Instructions to follow:
Looking at the data below, count the lines that contain the string "METEOGIORNALE". Write only the total.

Data provided:

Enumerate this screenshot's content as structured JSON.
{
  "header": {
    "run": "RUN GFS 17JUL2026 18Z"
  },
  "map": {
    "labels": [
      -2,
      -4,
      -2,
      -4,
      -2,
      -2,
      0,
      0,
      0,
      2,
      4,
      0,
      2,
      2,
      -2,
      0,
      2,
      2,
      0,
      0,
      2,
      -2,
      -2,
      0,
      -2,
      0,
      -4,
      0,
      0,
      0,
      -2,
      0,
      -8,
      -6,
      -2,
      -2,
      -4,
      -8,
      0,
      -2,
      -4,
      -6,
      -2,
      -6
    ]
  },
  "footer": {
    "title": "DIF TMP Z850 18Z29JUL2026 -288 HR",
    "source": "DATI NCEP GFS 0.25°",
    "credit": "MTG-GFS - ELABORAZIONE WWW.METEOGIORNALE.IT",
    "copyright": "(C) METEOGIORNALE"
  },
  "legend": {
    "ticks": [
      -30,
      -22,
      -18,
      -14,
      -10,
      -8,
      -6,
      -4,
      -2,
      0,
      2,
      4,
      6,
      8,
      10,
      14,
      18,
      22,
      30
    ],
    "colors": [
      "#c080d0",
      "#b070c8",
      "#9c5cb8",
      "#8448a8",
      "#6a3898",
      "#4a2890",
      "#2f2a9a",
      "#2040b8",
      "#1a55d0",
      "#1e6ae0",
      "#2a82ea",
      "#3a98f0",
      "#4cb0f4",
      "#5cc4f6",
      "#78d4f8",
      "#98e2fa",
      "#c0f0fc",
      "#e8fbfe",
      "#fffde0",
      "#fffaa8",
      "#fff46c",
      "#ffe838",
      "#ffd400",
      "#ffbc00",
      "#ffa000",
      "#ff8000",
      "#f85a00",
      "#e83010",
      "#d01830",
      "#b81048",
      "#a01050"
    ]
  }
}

Answer:
2